__WORK ITEM__: Leave every image out, and print the remaining lines below exactly.

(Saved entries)
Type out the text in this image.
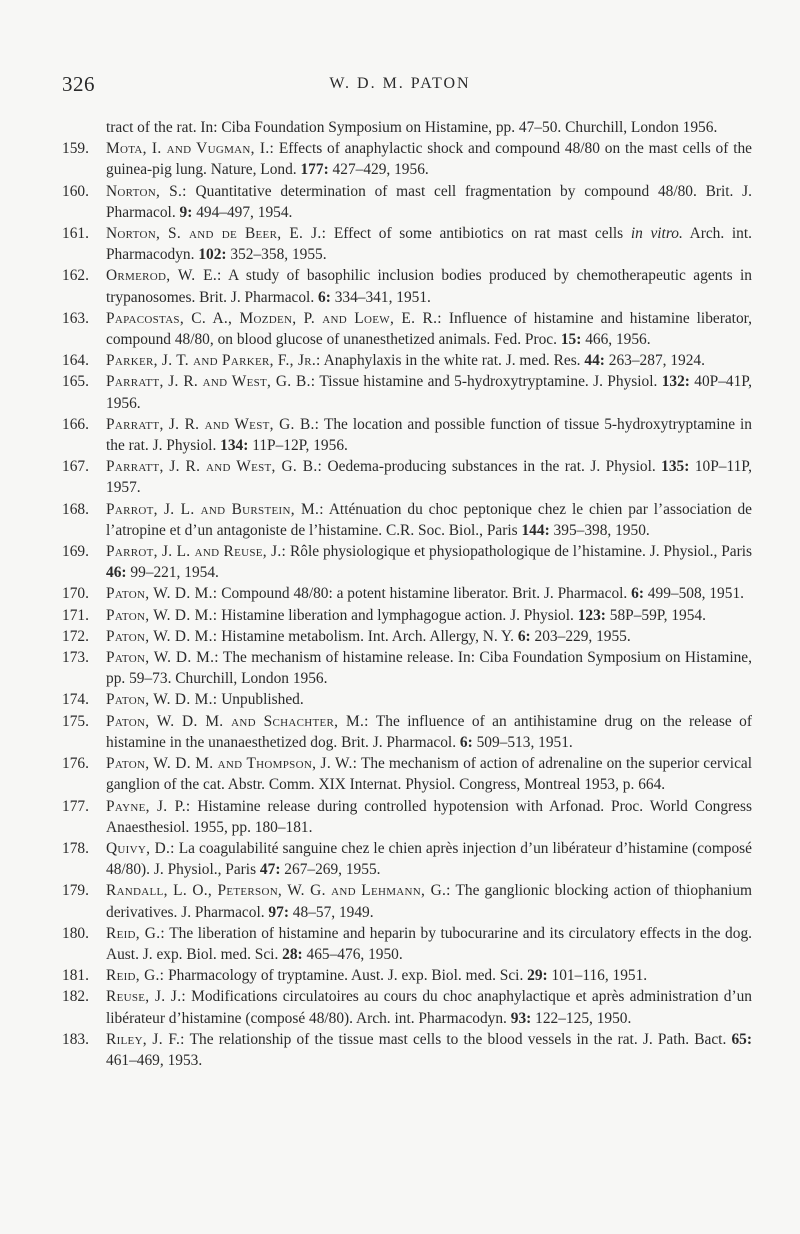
326	W. D. M. PATON
tract of the rat. In: Ciba Foundation Symposium on Histamine, pp. 47–50. Churchill, London 1956.
159.	Mota, I. and Vugman, I.: Effects of anaphylactic shock and compound 48/80 on the mast cells of the guinea-pig lung. Nature, Lond. 177: 427–429, 1956.
160.	Norton, S.: Quantitative determination of mast cell fragmentation by compound 48/80. Brit. J. Pharmacol. 9: 494–497, 1954.
161.	Norton, S. and de Beer, E. J.: Effect of some antibiotics on rat mast cells in vitro. Arch. int. Pharmacodyn. 102: 352–358, 1955.
162.	Ormerod, W. E.: A study of basophilic inclusion bodies produced by chemotherapeutic agents in trypanosomes. Brit. J. Pharmacol. 6: 334–341, 1951.
163.	Papacostas, C. A., Mozden, P. and Loew, E. R.: Influence of histamine and histamine liberator, compound 48/80, on blood glucose of unanesthetized animals. Fed. Proc. 15: 466, 1956.
164.	Parker, J. T. and Parker, F., Jr.: Anaphylaxis in the white rat. J. med. Res. 44: 263–287, 1924.
165.	Parratt, J. R. and West, G. B.: Tissue histamine and 5-hydroxytryptamine. J. Physiol. 132: 40P–41P, 1956.
166.	Parratt, J. R. and West, G. B.: The location and possible function of tissue 5-hydroxytryptamine in the rat. J. Physiol. 134: 11P–12P, 1956.
167.	Parratt, J. R. and West, G. B.: Oedema-producing substances in the rat. J. Physiol. 135: 10P–11P, 1957.
168.	Parrot, J. L. and Burstein, M.: Atténuation du choc peptonique chez le chien par l’association de l’atropine et d’un antagoniste de l’histamine. C.R. Soc. Biol., Paris 144: 395–398, 1950.
169.	Parrot, J. L. and Reuse, J.: Rôle physiologique et physiopathologique de l’histamine. J. Physiol., Paris 46: 99–221, 1954.
170.	Paton, W. D. M.: Compound 48/80: a potent histamine liberator. Brit. J. Pharmacol. 6: 499–508, 1951.
171.	Paton, W. D. M.: Histamine liberation and lymphagogue action. J. Physiol. 123: 58P–59P, 1954.
172.	Paton, W. D. M.: Histamine metabolism. Int. Arch. Allergy, N. Y. 6: 203–229, 1955.
173.	Paton, W. D. M.: The mechanism of histamine release. In: Ciba Foundation Symposium on Histamine, pp. 59–73. Churchill, London 1956.
174.	Paton, W. D. M.: Unpublished.
175.	Paton, W. D. M. and Schachter, M.: The influence of an antihistamine drug on the release of histamine in the unanaesthetized dog. Brit. J. Pharmacol. 6: 509–513, 1951.
176.	Paton, W. D. M. and Thompson, J. W.: The mechanism of action of adrenaline on the superior cervical ganglion of the cat. Abstr. Comm. XIX Internat. Physiol. Congress, Montreal 1953, p. 664.
177.	Payne, J. P.: Histamine release during controlled hypotension with Arfonad. Proc. World Congress Anaesthesiol. 1955, pp. 180–181.
178.	Quivy, D.: La coagulabilité sanguine chez le chien après injection d’un libérateur d’histamine (composé 48/80). J. Physiol., Paris 47: 267–269, 1955.
179.	Randall, L. O., Peterson, W. G. and Lehmann, G.: The ganglionic blocking action of thiophanium derivatives. J. Pharmacol. 97: 48–57, 1949.
180.	Reid, G.: The liberation of histamine and heparin by tubocurarine and its circulatory effects in the dog. Aust. J. exp. Biol. med. Sci. 28: 465–476, 1950.
181.	Reid, G.: Pharmacology of tryptamine. Aust. J. exp. Biol. med. Sci. 29: 101–116, 1951.
182.	Reuse, J. J.: Modifications circulatoires au cours du choc anaphylactique et après administration d’un libérateur d’histamine (composé 48/80). Arch. int. Pharmacodyn. 93: 122–125, 1950.
183.	Riley, J. F.: The relationship of the tissue mast cells to the blood vessels in the rat. J. Path. Bact. 65: 461–469, 1953.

__WRITTEN SOLUTION__:
Type out the text in this image.
326	W. D. M. PATON
tract of the rat. In: Ciba Foundation Symposium on Histamine, pp. 47–50. Churchill, London 1956.
159.	Mota, I. and Vugman, I.: Effects of anaphylactic shock and compound 48/80 on the mast cells of the guinea-pig lung. Nature, Lond. 177: 427–429, 1956.
160.	Norton, S.: Quantitative determination of mast cell fragmentation by compound 48/80. Brit. J. Pharmacol. 9: 494–497, 1954.
161.	Norton, S. and de Beer, E. J.: Effect of some antibiotics on rat mast cells in vitro. Arch. int. Pharmacodyn. 102: 352–358, 1955.
162.	Ormerod, W. E.: A study of basophilic inclusion bodies produced by chemotherapeutic agents in trypanosomes. Brit. J. Pharmacol. 6: 334–341, 1951.
163.	Papacostas, C. A., Mozden, P. and Loew, E. R.: Influence of histamine and histamine liberator, compound 48/80, on blood glucose of unanesthetized animals. Fed. Proc. 15: 466, 1956.
164.	Parker, J. T. and Parker, F., Jr.: Anaphylaxis in the white rat. J. med. Res. 44: 263–287, 1924.
165.	Parratt, J. R. and West, G. B.: Tissue histamine and 5-hydroxytryptamine. J. Physiol. 132: 40P–41P, 1956.
166.	Parratt, J. R. and West, G. B.: The location and possible function of tissue 5-hydroxytryptamine in the rat. J. Physiol. 134: 11P–12P, 1956.
167.	Parratt, J. R. and West, G. B.: Oedema-producing substances in the rat. J. Physiol. 135: 10P–11P, 1957.
168.	Parrot, J. L. and Burstein, M.: Atténuation du choc peptonique chez le chien par l’association de l’atropine et d’un antagoniste de l’histamine. C.R. Soc. Biol., Paris 144: 395–398, 1950.
169.	Parrot, J. L. and Reuse, J.: Rôle physiologique et physiopathologique de l’histamine. J. Physiol., Paris 46: 99–221, 1954.
170.	Paton, W. D. M.: Compound 48/80: a potent histamine liberator. Brit. J. Pharmacol. 6: 499–508, 1951.
171.	Paton, W. D. M.: Histamine liberation and lymphagogue action. J. Physiol. 123: 58P–59P, 1954.
172.	Paton, W. D. M.: Histamine metabolism. Int. Arch. Allergy, N. Y. 6: 203–229, 1955.
173.	Paton, W. D. M.: The mechanism of histamine release. In: Ciba Foundation Symposium on Histamine, pp. 59–73. Churchill, London 1956.
174.	Paton, W. D. M.: Unpublished.
175.	Paton, W. D. M. and Schachter, M.: The influence of an antihistamine drug on the release of histamine in the unanaesthetized dog. Brit. J. Pharmacol. 6: 509–513, 1951.
176.	Paton, W. D. M. and Thompson, J. W.: The mechanism of action of adrenaline on the superior cervical ganglion of the cat. Abstr. Comm. XIX Internat. Physiol. Congress, Montreal 1953, p. 664.
177.	Payne, J. P.: Histamine release during controlled hypotension with Arfonad. Proc. World Congress Anaesthesiol. 1955, pp. 180–181.
178.	Quivy, D.: La coagulabilité sanguine chez le chien après injection d’un libérateur d’histamine (composé 48/80). J. Physiol., Paris 47: 267–269, 1955.
179.	Randall, L. O., Peterson, W. G. and Lehmann, G.: The ganglionic blocking action of thiophanium derivatives. J. Pharmacol. 97: 48–57, 1949.
180.	Reid, G.: The liberation of histamine and heparin by tubocurarine and its circulatory effects in the dog. Aust. J. exp. Biol. med. Sci. 28: 465–476, 1950.
181.	Reid, G.: Pharmacology of tryptamine. Aust. J. exp. Biol. med. Sci. 29: 101–116, 1951.
182.	Reuse, J. J.: Modifications circulatoires au cours du choc anaphylactique et après administration d’un libérateur d’histamine (composé 48/80). Arch. int. Pharmacodyn. 93: 122–125, 1950.
183.	Riley, J. F.: The relationship of the tissue mast cells to the blood vessels in the rat. J. Path. Bact. 65: 461–469, 1953.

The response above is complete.